[SET PROBLEM] Each entry below is to be duplicated verbatim.

— START OF EXTRACTED RECORDS —

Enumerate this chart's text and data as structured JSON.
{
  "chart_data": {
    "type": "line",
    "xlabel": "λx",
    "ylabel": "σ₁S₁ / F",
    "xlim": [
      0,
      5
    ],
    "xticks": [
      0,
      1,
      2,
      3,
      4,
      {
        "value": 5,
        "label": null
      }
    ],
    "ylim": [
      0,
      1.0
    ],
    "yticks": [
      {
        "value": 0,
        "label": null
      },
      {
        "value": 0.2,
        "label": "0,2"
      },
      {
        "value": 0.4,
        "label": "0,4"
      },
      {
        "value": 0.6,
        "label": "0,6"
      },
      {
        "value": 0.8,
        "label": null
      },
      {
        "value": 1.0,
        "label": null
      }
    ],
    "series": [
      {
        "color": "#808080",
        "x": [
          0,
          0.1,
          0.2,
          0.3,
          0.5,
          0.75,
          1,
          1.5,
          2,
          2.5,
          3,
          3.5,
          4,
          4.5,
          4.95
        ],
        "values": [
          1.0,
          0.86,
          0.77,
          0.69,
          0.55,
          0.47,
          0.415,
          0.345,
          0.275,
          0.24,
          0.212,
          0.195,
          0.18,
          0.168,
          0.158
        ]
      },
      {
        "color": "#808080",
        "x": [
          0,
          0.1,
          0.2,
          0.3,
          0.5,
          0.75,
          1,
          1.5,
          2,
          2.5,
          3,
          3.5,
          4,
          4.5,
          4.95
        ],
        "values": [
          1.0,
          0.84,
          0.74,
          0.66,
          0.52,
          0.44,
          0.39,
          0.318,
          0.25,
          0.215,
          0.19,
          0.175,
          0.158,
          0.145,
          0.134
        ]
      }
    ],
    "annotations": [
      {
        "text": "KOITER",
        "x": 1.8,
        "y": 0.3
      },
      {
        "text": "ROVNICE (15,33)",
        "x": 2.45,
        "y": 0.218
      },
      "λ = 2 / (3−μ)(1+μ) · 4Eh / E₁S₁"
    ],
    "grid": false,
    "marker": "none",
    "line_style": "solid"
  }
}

— END OF EXTRACTED RECORDS —

[EXERCISE ANSWER]
Enumerate this chart's text and data as structured JSON.
{
  "chart_data": {
    "type": "line",
    "xlabel": "λx",
    "ylabel": "σ₁S₁ / F",
    "xlim": [
      0,
      5
    ],
    "xticks": [
      0,
      1,
      2,
      3,
      4,
      {
        "value": 5,
        "label": null
      }
    ],
    "ylim": [
      0,
      1.0
    ],
    "yticks": [
      {
        "value": 0,
        "label": null
      },
      {
        "value": 0.2,
        "label": "0,2"
      },
      {
        "value": 0.4,
        "label": "0,4"
      },
      {
        "value": 0.6,
        "label": "0,6"
      },
      {
        "value": 0.8,
        "label": null
      },
      {
        "value": 1.0,
        "label": null
      }
    ],
    "series": [
      {
        "color": "#808080",
        "x": [
          0,
          0.1,
          0.2,
          0.3,
          0.5,
          0.75,
          1,
          1.5,
          2,
          2.5,
          3,
          3.5,
          4,
          4.5,
          4.95
        ],
        "values": [
          1.0,
          0.86,
          0.77,
          0.69,
          0.55,
          0.47,
          0.415,
          0.345,
          0.275,
          0.24,
          0.212,
          0.195,
          0.18,
          0.168,
          0.158
        ]
      },
      {
        "color": "#808080",
        "x": [
          0,
          0.1,
          0.2,
          0.3,
          0.5,
          0.75,
          1,
          1.5,
          2,
          2.5,
          3,
          3.5,
          4,
          4.5,
          4.95
        ],
        "values": [
          1.0,
          0.84,
          0.74,
          0.66,
          0.52,
          0.44,
          0.39,
          0.318,
          0.25,
          0.215,
          0.19,
          0.175,
          0.158,
          0.145,
          0.134
        ]
      }
    ],
    "annotations": [
      {
        "text": "KOITER",
        "x": 1.8,
        "y": 0.3
      },
      {
        "text": "ROVNICE (15,33)",
        "x": 2.45,
        "y": 0.218
      },
      "λ = 2 / (3−μ)(1+μ) · 4Eh / E₁S₁"
    ],
    "grid": false,
    "marker": "none",
    "line_style": "solid"
  }
}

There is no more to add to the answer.